GOAL OF THE EXERCISE - Identify all lines in the data containing the string "JSON". Copy them out.
** begin **
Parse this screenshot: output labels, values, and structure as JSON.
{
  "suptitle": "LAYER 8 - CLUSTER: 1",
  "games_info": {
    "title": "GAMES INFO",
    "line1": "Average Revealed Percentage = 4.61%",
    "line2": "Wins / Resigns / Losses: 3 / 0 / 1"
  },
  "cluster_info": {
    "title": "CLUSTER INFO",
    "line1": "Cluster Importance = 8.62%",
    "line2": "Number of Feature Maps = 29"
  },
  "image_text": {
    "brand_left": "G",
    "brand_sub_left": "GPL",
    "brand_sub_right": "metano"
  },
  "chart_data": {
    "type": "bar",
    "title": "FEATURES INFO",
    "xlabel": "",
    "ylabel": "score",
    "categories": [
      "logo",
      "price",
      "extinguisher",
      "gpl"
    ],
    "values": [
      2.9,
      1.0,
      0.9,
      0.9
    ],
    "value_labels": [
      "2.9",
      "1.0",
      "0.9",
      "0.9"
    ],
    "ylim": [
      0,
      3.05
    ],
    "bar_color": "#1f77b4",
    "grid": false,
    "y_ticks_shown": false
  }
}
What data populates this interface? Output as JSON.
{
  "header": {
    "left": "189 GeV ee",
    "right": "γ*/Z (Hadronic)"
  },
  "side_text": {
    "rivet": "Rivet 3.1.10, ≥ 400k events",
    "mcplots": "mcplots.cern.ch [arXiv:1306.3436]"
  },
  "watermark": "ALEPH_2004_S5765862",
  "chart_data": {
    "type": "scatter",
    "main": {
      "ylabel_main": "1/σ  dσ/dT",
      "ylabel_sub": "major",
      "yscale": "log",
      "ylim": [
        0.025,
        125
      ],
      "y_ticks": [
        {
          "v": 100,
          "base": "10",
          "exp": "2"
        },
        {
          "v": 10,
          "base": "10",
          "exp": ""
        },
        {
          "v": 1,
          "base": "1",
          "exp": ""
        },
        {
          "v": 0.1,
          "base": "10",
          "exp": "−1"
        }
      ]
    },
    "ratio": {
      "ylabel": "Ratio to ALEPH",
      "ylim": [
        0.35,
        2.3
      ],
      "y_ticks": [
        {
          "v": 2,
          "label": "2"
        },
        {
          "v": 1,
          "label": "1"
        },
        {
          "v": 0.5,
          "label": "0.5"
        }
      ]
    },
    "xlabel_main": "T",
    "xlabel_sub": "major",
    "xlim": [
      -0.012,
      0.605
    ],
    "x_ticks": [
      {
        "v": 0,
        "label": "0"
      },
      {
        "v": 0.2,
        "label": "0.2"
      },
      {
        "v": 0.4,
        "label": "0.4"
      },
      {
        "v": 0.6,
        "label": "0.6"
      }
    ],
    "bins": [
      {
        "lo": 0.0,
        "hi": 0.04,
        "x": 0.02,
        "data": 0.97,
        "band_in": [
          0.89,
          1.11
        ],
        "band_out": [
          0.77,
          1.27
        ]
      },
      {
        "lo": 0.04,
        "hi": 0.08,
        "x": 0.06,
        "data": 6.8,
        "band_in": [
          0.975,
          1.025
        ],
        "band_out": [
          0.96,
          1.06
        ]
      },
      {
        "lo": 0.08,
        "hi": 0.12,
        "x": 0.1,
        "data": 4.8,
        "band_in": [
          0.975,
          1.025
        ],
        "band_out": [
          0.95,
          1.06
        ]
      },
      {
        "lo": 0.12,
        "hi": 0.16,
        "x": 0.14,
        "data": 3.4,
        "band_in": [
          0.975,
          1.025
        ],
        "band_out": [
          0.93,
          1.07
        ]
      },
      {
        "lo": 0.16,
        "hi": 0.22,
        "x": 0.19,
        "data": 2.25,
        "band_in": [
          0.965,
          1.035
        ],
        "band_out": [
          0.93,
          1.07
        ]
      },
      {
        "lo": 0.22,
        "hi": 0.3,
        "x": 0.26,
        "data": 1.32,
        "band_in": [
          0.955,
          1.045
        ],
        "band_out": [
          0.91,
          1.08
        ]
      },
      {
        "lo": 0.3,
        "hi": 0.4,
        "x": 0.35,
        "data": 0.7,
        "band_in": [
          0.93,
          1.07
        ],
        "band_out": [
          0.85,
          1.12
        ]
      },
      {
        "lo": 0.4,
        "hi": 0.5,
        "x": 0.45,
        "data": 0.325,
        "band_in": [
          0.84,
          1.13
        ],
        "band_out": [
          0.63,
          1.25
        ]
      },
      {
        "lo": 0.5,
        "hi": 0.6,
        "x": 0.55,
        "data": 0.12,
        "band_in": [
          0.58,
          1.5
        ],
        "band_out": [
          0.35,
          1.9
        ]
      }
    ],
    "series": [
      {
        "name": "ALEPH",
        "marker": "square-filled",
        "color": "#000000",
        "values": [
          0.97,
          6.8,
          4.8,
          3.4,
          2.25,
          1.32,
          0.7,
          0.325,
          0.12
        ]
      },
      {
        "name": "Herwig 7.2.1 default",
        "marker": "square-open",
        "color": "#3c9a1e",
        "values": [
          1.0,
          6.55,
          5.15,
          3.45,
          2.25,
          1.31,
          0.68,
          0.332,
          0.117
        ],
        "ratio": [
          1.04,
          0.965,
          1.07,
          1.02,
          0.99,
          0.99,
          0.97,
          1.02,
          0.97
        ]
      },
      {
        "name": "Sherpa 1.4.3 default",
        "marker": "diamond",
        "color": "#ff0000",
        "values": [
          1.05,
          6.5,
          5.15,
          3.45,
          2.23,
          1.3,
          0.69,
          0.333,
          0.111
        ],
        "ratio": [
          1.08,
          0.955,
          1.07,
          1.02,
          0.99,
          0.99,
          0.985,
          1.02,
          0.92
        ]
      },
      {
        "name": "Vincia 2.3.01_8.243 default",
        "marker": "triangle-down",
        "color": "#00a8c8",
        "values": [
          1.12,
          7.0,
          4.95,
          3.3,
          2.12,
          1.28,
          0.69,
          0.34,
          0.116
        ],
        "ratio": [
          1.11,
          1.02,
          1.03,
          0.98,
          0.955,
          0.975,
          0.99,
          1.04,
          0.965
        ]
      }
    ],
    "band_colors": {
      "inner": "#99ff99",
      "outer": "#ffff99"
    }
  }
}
** end **
RIGHT ANSWER -
Parse this screenshot: output labels, values, and structure as JSON.
What data populates this interface? Output as JSON.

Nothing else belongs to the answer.